→ **What needs to be done**:
Every entry must be echoed exactly.

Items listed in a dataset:

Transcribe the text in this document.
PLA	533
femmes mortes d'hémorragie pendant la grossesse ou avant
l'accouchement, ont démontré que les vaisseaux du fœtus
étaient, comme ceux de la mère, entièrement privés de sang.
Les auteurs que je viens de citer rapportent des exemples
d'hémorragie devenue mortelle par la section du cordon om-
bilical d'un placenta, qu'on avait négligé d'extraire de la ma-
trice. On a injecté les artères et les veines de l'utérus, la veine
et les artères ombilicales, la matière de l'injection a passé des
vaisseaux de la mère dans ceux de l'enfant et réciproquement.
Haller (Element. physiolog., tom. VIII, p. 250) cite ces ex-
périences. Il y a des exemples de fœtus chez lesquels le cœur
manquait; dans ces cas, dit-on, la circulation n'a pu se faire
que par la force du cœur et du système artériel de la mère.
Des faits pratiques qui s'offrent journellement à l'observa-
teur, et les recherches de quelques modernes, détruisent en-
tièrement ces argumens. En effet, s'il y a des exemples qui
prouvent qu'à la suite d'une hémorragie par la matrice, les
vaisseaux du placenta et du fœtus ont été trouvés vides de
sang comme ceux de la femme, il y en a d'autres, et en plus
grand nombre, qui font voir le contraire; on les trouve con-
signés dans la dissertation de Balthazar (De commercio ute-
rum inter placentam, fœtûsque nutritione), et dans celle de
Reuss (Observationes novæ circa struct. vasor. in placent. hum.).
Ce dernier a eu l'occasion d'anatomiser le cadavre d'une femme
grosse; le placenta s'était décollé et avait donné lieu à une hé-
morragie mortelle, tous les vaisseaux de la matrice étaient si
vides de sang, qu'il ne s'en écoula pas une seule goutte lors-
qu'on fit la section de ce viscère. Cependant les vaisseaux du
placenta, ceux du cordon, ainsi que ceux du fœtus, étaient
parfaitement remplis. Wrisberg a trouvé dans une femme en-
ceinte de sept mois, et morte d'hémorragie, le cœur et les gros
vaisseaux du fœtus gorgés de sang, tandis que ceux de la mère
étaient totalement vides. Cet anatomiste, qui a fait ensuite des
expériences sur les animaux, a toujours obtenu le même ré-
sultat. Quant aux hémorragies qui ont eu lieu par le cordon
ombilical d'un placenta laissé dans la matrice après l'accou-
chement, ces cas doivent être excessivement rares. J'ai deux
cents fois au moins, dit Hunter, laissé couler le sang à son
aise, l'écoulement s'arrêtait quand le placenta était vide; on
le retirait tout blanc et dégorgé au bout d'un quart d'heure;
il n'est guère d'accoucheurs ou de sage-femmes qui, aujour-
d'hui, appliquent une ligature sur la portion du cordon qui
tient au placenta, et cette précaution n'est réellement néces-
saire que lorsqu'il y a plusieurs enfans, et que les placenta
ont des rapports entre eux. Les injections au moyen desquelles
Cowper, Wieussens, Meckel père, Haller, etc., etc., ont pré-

→ **Final answer**:
Transcribe the text in this document.
PLA	533
femmes mortes d'hémorragie pendant la grossesse ou avant
l'accouchement, ont démontré que les vaisseaux du fœtus
étaient, comme ceux de la mère, entièrement privés de sang.
Les auteurs que je viens de citer rapportent des exemples
d'hémorragie devenue mortelle par la section du cordon om-
bilical d'un placenta, qu'on avait négligé d'extraire de la ma-
trice. On a injecté les artères et les veines de l'utérus, la veine
et les artères ombilicales, la matière de l'injection a passé des
vaisseaux de la mère dans ceux de l'enfant et réciproquement.
Haller (Element. physiolog., tom. VIII, p. 250) cite ces ex-
périences. Il y a des exemples de fœtus chez lesquels le cœur
manquait; dans ces cas, dit-on, la circulation n'a pu se faire
que par la force du cœur et du système artériel de la mère.
Des faits pratiques qui s'offrent journellement à l'observa-
teur, et les recherches de quelques modernes, détruisent en-
tièrement ces argumens. En effet, s'il y a des exemples qui
prouvent qu'à la suite d'une hémorragie par la matrice, les
vaisseaux du placenta et du fœtus ont été trouvés vides de
sang comme ceux de la femme, il y en a d'autres, et en plus
grand nombre, qui font voir le contraire; on les trouve con-
signés dans la dissertation de Balthazar (De commercio ute-
rum inter placentam, fœtûsque nutritione), et dans celle de
Reuss (Observationes novæ circa struct. vasor. in placent. hum.).
Ce dernier a eu l'occasion d'anatomiser le cadavre d'une femme
grosse; le placenta s'était décollé et avait donné lieu à une hé-
morragie mortelle, tous les vaisseaux de la matrice étaient si
vides de sang, qu'il ne s'en écoula pas une seule goutte lors-
qu'on fit la section de ce viscère. Cependant les vaisseaux du
placenta, ceux du cordon, ainsi que ceux du fœtus, étaient
parfaitement remplis. Wrisberg a trouvé dans une femme en-
ceinte de sept mois, et morte d'hémorragie, le cœur et les gros
vaisseaux du fœtus gorgés de sang, tandis que ceux de la mère
étaient totalement vides. Cet anatomiste, qui a fait ensuite des
expériences sur les animaux, a toujours obtenu le même ré-
sultat. Quant aux hémorragies qui ont eu lieu par le cordon
ombilical d'un placenta laissé dans la matrice après l'accou-
chement, ces cas doivent être excessivement rares. J'ai deux
cents fois au moins, dit Hunter, laissé couler le sang à son
aise, l'écoulement s'arrêtait quand le placenta était vide; on
le retirait tout blanc et dégorgé au bout d'un quart d'heure;
il n'est guère d'accoucheurs ou de sage-femmes qui, aujour-
d'hui, appliquent une ligature sur la portion du cordon qui
tient au placenta, et cette précaution n'est réellement néces-
saire que lorsqu'il y a plusieurs enfans, et que les placenta
ont des rapports entre eux. Les injections au moyen desquelles
Cowper, Wieussens, Meckel père, Haller, etc., etc., ont pré-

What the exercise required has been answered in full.